- **Text under study**
=== Section Start ===

Between Heaven and Hell
- Author: Peter Kreeft
- Language: English
- Genre: Christian novel
- Publisher: InterVarsity Press (US)
- Publication date: 1982
- Publication place: United States
- Media type: Print (Hardback & Paperback)
- Pages: 115 pp
- ISBN: 0-87784-389-9
- OCLC: 8476739
- Dewey Decimal: 201 19
- LC Class: PS3561.R3817 B4 1982

= Between Heaven and Hell (novel) =

1982 book by Peter Kreeft

Between Heaven and Hell: A Dialog Somewhere Beyond Death with John F. Kennedy, C. S. Lewis, & Aldous Huxley is a novel by Peter Kreeft about U.S. President John F. Kennedy, and authors C. S. Lewis (The Chronicles of Narnia) and Aldous Huxley (Brave New World) meeting in Purgatory and engaging in a philosophical discussion on faith. It was inspired by the fact that all three men died on the same day: November 22, 1963. The narrative is told from three points of view: Kennedy's "modern Christian" view, Lewis's "conservative Christian" or "mere Christian" view, and Huxley's "Orientalized Christian" view. The book progresses as Lewis and Kennedy discuss Jesus's being God incarnate, to Lewis and Huxley discussing whether or not Jesus was a deity or "just a good person."

An expanded edition was published by InterVarsity Press on May 16, 2008.

==Reception==
In Mythlore, Nancy Patterson praised Between Heaven and Hell as "an entertaining hour's read", but noted that the discussion between the characters "does not range very widely", and questioned whether it was fair and accurate to depict actual historical figures so narrowly as to have each represent a single philosophical stance. In Christianity and Literature, Max H. James considered the book's central premise to be "a clever idea", but stated that despite Kreeft's "admiration of Plato and C.S. Lewis, [he] cannot in the least write like either of them;" James also observed that Kreeft introduces topics "sometimes cleverly but often tediously", and faulted him for his use of clichés, for his "lack of distinction between religious statements (...) and empirical statements", and for his depiction of Kennedy as ignorant and "babbl[ing] like a moron". In The Daily Beast, John Garth was similarly critical of Kreeft's portrayal of Kennedy, to the extent that he felt Kreeft "had no more interest in capturing character than in providing a plot".

=== Section End ===

Saved data entries:
=== Section Start ===

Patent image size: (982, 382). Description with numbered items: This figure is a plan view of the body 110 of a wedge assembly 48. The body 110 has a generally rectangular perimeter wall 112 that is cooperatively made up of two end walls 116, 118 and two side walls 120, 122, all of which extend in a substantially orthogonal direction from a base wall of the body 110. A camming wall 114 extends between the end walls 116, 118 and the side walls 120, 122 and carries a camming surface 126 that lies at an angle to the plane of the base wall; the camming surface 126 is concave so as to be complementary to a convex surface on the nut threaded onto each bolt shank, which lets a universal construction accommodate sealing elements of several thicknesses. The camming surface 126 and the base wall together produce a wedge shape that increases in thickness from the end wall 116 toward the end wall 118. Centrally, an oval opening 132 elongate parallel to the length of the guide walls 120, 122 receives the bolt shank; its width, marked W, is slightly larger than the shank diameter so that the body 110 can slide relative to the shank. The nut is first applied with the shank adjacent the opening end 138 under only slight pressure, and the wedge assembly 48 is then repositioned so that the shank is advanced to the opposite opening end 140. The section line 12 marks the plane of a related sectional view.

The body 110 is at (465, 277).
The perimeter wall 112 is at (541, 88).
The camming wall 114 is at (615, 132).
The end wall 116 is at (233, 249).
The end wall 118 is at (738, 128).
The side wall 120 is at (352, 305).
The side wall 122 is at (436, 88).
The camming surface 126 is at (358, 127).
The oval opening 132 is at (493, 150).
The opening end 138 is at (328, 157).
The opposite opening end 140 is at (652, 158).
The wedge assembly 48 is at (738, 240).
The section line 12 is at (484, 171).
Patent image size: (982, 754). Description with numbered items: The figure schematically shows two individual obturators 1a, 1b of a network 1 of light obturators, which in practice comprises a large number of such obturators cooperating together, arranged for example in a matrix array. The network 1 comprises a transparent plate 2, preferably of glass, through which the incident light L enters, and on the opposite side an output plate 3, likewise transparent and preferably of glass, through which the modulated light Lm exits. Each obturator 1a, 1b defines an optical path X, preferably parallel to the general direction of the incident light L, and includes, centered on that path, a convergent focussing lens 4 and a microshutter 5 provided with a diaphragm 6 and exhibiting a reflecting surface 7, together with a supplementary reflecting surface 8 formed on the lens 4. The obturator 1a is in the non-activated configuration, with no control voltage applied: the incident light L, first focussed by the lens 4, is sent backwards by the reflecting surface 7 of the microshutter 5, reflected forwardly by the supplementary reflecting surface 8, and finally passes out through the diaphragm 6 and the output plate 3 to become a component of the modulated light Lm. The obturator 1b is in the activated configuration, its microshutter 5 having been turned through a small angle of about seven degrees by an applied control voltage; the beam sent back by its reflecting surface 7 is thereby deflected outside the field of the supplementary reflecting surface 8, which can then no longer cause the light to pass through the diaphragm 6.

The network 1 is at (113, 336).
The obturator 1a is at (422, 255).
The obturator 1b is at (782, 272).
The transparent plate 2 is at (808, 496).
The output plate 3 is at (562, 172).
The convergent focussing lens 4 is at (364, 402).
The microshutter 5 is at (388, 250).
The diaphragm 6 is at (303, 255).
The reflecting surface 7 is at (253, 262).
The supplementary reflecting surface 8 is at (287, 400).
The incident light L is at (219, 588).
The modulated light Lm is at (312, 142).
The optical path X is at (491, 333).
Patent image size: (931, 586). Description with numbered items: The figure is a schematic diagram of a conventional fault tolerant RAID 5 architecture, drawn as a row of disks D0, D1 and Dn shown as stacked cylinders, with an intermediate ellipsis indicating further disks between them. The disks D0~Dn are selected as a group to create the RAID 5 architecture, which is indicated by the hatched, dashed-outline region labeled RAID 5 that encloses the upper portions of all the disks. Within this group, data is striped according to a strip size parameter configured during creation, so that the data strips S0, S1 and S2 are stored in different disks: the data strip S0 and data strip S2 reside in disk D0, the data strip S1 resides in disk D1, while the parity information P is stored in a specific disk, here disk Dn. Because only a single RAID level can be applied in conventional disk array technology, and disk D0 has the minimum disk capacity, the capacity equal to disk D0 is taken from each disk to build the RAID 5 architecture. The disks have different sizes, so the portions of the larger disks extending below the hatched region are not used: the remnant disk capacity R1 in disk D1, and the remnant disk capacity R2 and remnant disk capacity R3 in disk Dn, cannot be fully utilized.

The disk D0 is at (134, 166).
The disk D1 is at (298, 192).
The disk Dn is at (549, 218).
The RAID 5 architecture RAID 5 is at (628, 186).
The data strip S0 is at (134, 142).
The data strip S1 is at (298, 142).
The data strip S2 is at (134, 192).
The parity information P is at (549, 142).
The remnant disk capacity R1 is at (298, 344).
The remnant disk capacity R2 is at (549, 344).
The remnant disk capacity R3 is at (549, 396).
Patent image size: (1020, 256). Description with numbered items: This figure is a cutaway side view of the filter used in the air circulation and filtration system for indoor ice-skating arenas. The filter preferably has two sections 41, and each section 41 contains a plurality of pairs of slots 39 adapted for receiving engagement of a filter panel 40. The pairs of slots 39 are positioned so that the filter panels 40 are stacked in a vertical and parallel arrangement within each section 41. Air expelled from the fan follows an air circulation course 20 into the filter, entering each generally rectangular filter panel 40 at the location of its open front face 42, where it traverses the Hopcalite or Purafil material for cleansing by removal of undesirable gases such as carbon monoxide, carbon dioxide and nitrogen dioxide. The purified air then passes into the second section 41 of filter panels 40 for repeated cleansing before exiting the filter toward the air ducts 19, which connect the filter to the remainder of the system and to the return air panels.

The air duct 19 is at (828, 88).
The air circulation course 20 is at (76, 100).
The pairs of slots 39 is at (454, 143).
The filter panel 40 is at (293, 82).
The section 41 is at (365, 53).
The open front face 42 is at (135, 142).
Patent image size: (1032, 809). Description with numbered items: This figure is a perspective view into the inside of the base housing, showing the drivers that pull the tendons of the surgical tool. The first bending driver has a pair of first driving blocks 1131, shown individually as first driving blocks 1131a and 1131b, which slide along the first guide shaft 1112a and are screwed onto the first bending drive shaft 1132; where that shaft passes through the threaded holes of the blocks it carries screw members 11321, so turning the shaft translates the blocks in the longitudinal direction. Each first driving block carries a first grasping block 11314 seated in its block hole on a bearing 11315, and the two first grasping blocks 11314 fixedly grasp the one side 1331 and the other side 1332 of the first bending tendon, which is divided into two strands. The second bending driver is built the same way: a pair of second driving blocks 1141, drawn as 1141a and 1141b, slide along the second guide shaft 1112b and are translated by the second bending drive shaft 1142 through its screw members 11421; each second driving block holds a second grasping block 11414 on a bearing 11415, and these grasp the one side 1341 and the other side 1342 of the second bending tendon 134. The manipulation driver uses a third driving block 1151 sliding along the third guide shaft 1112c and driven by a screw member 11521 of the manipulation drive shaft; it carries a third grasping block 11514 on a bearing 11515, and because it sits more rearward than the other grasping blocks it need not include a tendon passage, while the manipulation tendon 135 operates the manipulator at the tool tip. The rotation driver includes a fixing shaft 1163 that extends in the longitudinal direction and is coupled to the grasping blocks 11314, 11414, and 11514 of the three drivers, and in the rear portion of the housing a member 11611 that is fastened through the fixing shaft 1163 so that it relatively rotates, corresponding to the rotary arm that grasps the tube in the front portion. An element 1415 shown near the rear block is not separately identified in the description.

=== Section End ===

- **Work request**
According to the article on Between Heaven and Hell, on what day did all three men depicted in the novel die? Please give the full date.

- **Exercise answer**
November 22, 1963